[Dataset rows about figures]
────

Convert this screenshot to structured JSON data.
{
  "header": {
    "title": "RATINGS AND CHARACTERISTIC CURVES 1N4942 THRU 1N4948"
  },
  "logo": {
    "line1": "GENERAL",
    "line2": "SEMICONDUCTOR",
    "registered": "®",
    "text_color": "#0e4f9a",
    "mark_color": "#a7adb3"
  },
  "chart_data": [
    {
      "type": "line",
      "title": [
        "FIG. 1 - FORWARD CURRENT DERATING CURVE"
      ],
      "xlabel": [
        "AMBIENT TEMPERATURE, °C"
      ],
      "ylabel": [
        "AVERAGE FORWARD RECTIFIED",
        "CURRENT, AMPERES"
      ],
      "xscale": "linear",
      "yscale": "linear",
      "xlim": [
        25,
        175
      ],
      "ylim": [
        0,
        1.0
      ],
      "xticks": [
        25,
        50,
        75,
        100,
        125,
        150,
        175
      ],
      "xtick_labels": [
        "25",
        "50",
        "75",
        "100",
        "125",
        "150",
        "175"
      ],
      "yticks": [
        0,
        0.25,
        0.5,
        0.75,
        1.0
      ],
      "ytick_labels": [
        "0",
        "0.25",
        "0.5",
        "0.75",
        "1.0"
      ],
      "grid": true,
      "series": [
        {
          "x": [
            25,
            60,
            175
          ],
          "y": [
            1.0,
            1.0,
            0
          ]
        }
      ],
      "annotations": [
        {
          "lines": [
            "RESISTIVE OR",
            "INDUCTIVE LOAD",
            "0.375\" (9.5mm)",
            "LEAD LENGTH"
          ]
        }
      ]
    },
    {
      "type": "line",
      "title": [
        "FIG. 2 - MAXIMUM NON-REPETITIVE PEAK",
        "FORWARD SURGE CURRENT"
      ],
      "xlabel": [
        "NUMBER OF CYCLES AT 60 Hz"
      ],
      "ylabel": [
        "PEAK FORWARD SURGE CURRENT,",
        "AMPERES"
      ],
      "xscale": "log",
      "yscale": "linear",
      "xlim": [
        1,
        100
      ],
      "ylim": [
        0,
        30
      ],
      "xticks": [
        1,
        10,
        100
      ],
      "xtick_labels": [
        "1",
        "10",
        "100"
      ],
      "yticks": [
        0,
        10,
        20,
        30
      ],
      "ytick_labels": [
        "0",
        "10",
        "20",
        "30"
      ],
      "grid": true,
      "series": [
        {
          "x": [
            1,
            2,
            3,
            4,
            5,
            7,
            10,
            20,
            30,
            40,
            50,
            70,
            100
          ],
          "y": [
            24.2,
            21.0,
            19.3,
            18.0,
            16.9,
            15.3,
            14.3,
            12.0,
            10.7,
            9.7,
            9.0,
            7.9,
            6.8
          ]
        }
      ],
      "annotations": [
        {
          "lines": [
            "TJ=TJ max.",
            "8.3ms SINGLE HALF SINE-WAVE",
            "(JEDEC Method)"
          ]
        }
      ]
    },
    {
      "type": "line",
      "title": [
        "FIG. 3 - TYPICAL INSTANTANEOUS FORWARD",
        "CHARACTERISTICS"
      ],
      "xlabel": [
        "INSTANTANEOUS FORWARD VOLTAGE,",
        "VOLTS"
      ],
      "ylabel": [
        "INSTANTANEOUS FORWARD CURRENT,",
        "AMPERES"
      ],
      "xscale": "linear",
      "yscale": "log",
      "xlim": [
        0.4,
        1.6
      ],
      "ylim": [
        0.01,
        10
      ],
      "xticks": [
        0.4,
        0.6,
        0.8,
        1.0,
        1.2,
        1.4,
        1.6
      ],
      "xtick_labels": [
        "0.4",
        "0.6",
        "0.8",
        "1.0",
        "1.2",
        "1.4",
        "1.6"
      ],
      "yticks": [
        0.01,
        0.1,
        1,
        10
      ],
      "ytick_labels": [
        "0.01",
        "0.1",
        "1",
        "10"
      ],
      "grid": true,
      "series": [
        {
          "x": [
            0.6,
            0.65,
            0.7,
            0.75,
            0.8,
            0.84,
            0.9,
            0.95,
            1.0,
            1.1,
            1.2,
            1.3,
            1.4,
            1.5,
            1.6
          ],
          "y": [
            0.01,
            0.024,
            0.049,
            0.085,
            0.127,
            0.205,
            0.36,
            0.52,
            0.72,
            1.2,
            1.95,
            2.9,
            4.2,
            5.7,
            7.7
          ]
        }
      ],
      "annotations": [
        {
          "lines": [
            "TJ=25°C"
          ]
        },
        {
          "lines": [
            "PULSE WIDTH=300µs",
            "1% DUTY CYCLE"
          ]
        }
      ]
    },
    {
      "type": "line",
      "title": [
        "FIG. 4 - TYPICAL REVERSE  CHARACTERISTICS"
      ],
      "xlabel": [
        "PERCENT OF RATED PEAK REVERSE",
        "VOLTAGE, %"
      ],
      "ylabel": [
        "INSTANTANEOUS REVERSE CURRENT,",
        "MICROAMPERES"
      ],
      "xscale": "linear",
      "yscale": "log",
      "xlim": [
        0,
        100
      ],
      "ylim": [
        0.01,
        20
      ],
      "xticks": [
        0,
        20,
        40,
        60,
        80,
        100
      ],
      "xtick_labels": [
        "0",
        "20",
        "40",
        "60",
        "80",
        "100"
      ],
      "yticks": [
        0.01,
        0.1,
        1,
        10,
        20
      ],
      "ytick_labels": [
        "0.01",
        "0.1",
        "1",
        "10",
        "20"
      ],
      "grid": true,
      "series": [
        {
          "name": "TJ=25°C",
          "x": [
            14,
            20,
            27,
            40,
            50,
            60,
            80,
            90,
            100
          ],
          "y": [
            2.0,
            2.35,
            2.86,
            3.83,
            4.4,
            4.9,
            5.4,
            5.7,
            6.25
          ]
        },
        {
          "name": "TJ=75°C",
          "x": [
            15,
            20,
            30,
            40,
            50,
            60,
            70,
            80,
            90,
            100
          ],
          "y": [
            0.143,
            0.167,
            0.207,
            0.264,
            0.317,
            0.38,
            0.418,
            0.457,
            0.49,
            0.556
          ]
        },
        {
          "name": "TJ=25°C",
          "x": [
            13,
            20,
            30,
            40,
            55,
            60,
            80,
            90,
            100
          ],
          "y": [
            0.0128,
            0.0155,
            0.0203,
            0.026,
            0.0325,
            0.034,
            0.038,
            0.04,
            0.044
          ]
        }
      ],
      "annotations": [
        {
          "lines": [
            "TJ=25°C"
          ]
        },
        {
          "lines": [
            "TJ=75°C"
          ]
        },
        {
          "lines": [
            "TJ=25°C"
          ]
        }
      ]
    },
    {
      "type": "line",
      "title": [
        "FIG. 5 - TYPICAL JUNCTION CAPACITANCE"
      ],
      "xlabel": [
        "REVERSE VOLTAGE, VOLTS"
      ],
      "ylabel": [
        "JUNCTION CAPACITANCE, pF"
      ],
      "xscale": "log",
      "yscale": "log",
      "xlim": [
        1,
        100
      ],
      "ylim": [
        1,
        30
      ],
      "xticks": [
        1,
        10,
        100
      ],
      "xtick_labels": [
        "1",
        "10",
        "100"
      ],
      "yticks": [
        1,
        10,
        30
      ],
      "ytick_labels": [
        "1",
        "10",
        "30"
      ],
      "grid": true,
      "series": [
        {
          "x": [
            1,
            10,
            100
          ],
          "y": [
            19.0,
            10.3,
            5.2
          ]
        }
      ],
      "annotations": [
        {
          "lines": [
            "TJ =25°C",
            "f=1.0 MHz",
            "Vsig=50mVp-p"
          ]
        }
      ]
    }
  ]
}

────

GIVEN REQUEST:
What is the number of lines in the data that hold the string "SURGE"? Answer with the number only.

TASK ANSWER:
2